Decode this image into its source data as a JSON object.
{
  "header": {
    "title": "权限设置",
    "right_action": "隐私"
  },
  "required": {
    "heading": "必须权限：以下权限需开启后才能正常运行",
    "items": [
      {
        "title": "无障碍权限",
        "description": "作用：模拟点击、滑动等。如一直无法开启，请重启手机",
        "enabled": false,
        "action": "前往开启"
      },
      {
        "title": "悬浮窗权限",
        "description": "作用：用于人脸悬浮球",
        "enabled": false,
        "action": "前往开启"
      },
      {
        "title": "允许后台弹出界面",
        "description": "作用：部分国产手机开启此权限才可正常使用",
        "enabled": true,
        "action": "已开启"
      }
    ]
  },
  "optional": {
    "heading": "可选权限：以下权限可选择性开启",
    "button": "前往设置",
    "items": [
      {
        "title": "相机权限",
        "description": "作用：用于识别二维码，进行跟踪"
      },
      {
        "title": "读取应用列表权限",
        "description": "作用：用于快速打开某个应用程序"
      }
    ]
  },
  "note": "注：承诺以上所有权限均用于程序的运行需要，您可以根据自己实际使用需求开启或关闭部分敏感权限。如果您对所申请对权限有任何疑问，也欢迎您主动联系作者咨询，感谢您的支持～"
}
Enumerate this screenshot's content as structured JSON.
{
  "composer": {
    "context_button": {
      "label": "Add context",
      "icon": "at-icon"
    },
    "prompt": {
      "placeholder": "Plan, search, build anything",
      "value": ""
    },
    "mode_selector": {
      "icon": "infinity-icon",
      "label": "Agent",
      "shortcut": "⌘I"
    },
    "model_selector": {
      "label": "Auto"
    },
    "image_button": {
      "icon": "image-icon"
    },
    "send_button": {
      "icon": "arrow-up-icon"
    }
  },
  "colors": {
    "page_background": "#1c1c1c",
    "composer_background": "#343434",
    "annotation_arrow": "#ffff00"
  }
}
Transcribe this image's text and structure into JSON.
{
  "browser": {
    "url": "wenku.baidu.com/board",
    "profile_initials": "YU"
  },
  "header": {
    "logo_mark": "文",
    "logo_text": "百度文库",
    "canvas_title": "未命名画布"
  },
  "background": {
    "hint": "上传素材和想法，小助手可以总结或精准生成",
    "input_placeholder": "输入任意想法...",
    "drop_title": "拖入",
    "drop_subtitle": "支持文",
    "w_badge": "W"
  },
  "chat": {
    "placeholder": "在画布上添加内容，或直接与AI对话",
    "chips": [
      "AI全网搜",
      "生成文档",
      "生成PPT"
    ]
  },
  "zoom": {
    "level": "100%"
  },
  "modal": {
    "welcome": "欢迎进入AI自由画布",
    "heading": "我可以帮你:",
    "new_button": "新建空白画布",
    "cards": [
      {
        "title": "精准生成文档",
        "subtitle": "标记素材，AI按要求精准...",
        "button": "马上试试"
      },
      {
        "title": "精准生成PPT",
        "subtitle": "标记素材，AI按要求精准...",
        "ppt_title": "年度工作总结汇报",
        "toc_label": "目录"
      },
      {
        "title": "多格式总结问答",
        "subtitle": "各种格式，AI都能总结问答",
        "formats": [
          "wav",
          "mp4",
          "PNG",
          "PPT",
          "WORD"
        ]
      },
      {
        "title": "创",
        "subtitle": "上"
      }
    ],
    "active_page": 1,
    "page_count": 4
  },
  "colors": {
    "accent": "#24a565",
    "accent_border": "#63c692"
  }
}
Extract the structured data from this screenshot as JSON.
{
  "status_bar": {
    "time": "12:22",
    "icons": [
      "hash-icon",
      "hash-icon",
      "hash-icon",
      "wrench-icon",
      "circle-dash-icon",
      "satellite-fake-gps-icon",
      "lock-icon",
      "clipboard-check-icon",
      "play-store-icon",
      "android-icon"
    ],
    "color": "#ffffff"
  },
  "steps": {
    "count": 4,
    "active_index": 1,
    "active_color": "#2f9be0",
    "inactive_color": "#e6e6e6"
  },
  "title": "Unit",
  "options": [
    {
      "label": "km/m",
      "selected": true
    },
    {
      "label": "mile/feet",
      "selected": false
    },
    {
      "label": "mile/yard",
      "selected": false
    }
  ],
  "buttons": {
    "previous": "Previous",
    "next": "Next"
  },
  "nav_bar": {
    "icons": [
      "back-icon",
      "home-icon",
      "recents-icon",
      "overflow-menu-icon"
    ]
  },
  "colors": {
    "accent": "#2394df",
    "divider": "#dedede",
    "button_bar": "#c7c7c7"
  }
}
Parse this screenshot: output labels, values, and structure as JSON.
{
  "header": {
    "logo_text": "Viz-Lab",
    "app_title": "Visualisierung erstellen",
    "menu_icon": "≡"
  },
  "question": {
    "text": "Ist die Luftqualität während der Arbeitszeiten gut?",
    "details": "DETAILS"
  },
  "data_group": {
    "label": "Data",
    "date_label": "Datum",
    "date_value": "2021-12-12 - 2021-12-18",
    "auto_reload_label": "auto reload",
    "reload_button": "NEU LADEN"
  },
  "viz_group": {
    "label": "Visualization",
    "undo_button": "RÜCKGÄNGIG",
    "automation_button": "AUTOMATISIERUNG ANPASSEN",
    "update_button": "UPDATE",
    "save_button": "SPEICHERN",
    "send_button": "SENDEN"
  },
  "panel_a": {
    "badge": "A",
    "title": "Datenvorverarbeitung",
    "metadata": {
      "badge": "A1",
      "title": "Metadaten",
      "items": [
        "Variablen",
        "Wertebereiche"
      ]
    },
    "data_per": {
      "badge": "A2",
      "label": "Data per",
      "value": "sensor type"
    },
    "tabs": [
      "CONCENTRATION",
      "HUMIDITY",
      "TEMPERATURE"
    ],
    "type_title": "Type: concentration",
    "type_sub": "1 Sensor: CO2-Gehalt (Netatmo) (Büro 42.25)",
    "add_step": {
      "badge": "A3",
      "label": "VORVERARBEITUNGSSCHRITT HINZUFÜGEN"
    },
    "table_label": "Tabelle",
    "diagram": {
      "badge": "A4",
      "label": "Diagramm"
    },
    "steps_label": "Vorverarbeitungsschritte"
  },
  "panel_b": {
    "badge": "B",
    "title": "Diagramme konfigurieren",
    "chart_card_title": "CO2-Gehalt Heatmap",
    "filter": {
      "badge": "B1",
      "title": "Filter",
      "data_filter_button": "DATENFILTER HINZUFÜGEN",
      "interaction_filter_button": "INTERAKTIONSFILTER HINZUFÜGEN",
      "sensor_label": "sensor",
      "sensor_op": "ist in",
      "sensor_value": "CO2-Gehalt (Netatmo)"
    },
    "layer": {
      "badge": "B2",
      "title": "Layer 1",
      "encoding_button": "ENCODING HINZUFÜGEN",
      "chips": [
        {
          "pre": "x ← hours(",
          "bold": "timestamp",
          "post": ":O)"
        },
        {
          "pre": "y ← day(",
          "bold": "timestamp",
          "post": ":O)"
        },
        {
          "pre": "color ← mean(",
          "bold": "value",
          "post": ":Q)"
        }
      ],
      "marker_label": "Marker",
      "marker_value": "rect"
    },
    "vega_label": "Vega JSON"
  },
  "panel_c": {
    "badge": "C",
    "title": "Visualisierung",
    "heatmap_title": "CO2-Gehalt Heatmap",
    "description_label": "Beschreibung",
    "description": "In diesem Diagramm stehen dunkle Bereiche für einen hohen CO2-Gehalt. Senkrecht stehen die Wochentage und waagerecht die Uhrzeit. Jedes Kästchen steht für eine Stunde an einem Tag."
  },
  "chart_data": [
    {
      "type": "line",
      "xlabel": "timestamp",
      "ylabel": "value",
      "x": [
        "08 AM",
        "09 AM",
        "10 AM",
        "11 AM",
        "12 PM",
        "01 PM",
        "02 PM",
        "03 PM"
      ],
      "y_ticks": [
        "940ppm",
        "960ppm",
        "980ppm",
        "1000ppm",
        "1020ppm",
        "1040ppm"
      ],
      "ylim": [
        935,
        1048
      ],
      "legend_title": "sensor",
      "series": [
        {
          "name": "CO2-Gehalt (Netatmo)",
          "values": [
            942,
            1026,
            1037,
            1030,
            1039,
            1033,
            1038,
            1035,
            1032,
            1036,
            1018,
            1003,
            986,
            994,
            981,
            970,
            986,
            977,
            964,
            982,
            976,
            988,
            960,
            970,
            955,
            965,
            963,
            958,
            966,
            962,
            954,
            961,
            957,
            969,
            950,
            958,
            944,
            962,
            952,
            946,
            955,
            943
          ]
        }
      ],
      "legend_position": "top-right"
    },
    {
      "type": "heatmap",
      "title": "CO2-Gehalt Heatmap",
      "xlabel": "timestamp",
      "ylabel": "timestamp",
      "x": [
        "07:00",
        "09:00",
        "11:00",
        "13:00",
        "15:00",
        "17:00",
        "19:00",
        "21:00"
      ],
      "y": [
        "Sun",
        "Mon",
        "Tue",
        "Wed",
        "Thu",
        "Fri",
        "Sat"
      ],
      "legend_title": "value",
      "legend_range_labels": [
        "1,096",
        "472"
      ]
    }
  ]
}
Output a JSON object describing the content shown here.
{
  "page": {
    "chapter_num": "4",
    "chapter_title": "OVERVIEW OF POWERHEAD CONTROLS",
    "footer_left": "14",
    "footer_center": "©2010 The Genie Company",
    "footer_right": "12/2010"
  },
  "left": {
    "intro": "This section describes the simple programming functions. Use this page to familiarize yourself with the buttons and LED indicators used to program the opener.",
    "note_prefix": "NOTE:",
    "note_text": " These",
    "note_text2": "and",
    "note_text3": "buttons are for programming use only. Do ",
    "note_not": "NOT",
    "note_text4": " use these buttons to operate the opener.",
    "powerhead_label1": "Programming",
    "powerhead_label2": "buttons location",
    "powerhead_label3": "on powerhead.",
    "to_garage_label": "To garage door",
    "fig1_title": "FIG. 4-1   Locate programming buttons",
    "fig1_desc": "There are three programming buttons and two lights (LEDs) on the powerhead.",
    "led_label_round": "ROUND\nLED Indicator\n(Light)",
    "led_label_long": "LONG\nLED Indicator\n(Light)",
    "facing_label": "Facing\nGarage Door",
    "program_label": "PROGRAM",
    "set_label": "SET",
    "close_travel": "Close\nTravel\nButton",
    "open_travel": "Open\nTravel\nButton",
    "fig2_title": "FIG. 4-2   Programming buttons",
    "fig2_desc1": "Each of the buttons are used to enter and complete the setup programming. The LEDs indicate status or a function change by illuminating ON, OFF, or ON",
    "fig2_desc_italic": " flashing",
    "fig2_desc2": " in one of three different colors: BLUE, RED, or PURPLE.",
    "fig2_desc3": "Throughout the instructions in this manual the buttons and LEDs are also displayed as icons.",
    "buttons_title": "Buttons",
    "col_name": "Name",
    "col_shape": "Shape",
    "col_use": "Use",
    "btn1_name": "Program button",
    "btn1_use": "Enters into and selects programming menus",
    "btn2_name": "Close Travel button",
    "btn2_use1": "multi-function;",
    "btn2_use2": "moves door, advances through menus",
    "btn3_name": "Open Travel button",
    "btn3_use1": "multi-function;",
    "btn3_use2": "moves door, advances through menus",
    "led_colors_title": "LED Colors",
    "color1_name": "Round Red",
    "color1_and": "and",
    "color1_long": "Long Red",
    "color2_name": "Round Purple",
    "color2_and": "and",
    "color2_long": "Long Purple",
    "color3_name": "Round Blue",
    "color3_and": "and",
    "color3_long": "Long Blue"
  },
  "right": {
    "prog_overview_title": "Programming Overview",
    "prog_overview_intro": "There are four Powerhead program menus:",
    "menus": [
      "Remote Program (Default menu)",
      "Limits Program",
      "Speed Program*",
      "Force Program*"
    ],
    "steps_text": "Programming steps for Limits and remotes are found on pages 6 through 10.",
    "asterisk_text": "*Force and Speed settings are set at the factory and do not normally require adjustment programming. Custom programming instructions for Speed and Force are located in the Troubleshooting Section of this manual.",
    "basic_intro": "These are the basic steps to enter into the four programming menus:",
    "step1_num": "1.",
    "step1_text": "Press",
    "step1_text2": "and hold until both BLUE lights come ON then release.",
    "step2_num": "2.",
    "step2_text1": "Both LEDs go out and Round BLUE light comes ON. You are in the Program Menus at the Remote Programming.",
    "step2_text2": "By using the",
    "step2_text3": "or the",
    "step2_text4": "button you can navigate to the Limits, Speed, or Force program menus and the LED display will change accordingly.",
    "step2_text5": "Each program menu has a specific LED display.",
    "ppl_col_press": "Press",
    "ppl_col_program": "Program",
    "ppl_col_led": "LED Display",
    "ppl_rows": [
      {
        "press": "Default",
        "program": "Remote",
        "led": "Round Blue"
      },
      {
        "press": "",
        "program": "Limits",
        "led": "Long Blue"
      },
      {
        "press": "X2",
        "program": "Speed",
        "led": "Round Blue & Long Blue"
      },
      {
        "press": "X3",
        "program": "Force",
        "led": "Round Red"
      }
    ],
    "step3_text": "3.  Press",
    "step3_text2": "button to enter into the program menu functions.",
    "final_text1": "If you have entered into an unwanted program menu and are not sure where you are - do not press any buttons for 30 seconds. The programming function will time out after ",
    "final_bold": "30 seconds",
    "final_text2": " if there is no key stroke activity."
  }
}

--------

*WRITTEN PROBLEM:*
Select every line in the records above that contains the word "JSON".

*SOLUTION BELOW:*
Decode this image into its source data as a JSON object.
Enumerate this screenshot's content as structured JSON.
Transcribe this image's text and structure into JSON.
Extract the structured data from this screenshot as JSON.
Parse this screenshot: output labels, values, and structure as JSON.
    "vega_label": "Vega JSON"
Output a JSON object describing the content shown here.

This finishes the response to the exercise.